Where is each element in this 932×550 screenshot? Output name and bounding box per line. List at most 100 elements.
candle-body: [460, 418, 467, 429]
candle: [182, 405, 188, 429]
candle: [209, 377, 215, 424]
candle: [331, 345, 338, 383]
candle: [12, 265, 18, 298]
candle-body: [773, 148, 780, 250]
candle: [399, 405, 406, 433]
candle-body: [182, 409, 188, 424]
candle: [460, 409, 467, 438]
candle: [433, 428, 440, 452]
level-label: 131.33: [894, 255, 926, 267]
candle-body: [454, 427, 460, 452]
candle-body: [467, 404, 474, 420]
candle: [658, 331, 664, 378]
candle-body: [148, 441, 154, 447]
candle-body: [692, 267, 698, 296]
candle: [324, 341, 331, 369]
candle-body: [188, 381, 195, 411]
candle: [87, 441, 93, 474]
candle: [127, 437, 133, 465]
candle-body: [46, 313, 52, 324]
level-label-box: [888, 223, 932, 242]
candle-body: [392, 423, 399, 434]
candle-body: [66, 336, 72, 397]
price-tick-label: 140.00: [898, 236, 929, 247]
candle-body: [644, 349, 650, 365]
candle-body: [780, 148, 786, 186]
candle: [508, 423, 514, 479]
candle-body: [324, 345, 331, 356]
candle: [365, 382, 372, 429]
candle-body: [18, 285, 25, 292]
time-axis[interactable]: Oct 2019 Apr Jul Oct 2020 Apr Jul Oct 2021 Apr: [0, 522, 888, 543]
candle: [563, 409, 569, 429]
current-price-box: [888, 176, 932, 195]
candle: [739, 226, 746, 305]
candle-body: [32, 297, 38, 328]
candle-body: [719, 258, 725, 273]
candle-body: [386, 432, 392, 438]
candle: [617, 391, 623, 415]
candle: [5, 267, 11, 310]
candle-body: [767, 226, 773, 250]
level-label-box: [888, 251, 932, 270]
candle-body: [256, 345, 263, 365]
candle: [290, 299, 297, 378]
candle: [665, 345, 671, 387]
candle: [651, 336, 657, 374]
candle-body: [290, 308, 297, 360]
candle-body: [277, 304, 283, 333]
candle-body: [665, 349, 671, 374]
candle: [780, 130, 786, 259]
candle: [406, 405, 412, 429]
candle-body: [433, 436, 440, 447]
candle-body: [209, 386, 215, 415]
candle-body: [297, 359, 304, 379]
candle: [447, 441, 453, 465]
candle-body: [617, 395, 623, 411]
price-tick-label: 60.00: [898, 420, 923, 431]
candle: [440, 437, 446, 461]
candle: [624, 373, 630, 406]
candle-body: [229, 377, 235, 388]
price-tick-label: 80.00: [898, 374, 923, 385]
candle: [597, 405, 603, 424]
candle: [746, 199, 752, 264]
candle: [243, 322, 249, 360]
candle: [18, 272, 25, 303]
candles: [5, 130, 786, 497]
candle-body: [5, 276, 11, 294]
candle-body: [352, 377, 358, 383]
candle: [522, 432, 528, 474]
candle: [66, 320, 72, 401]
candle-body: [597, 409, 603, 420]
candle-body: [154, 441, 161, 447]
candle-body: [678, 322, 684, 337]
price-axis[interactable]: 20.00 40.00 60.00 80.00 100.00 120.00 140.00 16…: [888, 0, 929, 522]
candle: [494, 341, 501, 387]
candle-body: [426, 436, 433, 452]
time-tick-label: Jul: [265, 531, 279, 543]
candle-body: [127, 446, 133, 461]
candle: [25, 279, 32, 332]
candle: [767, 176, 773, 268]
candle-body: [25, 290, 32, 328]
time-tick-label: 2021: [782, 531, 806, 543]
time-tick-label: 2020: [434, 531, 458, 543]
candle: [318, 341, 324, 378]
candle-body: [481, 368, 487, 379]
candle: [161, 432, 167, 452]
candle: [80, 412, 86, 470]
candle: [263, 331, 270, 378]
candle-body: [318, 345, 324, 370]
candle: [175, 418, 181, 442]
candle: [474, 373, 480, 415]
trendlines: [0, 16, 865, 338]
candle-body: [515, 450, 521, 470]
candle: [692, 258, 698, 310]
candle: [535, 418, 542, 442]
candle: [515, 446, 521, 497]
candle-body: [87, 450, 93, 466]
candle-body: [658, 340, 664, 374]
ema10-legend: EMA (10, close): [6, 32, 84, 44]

────────────────────────────────────────

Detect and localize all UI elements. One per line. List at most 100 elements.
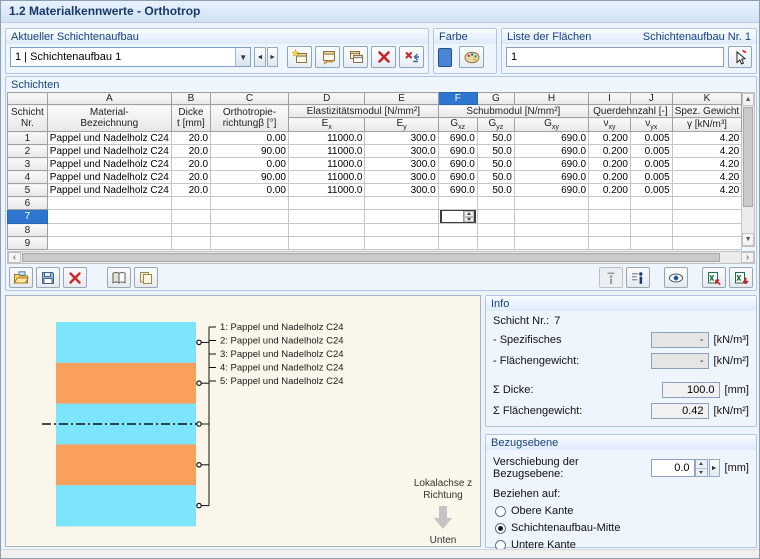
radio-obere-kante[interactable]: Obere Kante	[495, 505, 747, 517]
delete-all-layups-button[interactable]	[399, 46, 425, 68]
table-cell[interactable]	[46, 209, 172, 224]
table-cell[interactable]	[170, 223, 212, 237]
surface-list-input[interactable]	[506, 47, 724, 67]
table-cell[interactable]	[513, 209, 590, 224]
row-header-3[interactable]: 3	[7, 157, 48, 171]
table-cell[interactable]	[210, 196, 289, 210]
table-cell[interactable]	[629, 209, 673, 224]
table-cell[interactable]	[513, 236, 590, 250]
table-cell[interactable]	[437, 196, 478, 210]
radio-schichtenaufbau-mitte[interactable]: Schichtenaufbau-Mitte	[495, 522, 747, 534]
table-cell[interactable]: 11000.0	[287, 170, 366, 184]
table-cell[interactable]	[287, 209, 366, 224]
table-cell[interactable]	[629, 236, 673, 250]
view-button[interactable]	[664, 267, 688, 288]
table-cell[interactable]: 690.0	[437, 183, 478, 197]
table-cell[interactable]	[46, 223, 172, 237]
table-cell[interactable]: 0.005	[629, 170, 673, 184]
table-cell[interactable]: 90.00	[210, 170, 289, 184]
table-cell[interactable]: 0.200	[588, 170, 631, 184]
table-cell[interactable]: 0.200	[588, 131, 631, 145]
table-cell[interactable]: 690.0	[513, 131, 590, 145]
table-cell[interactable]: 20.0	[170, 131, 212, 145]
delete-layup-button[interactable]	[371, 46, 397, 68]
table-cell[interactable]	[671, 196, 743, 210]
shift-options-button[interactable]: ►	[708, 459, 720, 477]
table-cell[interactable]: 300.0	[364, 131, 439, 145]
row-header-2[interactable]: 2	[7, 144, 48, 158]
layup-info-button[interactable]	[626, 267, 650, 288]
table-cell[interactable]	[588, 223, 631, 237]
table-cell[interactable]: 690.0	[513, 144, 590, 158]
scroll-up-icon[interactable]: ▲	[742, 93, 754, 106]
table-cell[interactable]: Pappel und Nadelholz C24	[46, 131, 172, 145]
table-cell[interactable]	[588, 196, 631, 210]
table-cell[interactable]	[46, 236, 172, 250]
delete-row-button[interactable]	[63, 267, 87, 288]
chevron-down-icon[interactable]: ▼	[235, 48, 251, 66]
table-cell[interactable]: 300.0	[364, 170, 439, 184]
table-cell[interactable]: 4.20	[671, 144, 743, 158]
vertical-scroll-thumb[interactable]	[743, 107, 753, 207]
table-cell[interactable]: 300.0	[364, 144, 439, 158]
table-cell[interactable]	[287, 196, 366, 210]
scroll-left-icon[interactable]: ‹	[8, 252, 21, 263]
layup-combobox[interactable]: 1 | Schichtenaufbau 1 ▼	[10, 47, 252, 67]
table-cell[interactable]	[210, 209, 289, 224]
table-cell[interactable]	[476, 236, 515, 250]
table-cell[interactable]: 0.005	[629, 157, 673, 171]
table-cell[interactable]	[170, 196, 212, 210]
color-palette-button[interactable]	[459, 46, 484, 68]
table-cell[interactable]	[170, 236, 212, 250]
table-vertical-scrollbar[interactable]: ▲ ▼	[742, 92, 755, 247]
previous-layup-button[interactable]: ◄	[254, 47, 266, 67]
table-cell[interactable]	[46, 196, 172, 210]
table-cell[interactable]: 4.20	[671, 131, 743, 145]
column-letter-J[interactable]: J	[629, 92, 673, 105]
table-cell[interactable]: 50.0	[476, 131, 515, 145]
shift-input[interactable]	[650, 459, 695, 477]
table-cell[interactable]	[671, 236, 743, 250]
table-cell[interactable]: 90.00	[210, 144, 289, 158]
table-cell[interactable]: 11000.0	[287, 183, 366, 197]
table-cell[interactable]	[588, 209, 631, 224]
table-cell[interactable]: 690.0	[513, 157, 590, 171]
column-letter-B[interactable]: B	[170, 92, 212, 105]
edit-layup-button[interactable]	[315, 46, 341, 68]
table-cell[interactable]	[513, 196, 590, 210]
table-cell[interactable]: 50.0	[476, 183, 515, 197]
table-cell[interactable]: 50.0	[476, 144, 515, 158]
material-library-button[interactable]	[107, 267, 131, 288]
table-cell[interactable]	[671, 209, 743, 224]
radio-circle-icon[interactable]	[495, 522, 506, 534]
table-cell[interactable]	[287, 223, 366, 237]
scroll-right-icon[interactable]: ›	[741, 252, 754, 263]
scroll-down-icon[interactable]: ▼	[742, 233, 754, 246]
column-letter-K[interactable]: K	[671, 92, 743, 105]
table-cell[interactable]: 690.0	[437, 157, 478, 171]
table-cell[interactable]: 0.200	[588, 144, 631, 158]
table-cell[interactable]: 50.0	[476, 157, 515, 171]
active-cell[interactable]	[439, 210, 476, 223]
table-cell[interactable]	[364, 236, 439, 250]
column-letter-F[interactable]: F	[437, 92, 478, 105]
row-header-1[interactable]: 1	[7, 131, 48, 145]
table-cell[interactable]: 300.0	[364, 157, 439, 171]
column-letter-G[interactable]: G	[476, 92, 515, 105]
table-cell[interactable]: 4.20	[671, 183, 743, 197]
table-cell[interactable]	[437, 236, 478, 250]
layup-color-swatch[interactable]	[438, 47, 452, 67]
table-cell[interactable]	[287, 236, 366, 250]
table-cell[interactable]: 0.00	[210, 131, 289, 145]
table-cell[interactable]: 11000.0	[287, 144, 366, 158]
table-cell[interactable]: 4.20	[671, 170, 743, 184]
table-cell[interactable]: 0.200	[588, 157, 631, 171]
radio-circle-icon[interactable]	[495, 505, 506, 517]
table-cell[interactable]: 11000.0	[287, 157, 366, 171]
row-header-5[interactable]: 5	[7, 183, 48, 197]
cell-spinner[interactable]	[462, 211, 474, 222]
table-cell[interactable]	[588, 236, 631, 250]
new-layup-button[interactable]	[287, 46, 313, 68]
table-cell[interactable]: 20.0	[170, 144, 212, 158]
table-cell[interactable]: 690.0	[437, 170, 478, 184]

────────────────────────────────────────

Copy out verbatim the run of entries beginning with the line that contains "505, 747, 517]" and ending with the line that contains "170, 673, 184]", both of those lines included.

*COMPLETED TASK:*
radio-obere-kante[interactable]: Obere Kante	[495, 505, 747, 517]
delete-all-layups-button[interactable]	[399, 46, 425, 68]
table-cell[interactable]	[46, 209, 172, 224]
table-cell[interactable]	[170, 223, 212, 237]
surface-list-input[interactable]	[506, 47, 724, 67]
table-cell[interactable]	[513, 209, 590, 224]
row-header-3[interactable]: 3	[7, 157, 48, 171]
table-cell[interactable]	[210, 196, 289, 210]
table-cell[interactable]	[629, 209, 673, 224]
table-cell[interactable]	[513, 236, 590, 250]
table-cell[interactable]	[437, 196, 478, 210]
radio-schichtenaufbau-mitte[interactable]: Schichtenaufbau-Mitte	[495, 522, 747, 534]
table-cell[interactable]: 11000.0	[287, 170, 366, 184]
table-cell[interactable]	[287, 209, 366, 224]
table-cell[interactable]	[629, 236, 673, 250]
view-button[interactable]	[664, 267, 688, 288]
table-cell[interactable]: 690.0	[437, 183, 478, 197]
table-cell[interactable]	[46, 223, 172, 237]
table-cell[interactable]: 0.005	[629, 170, 673, 184]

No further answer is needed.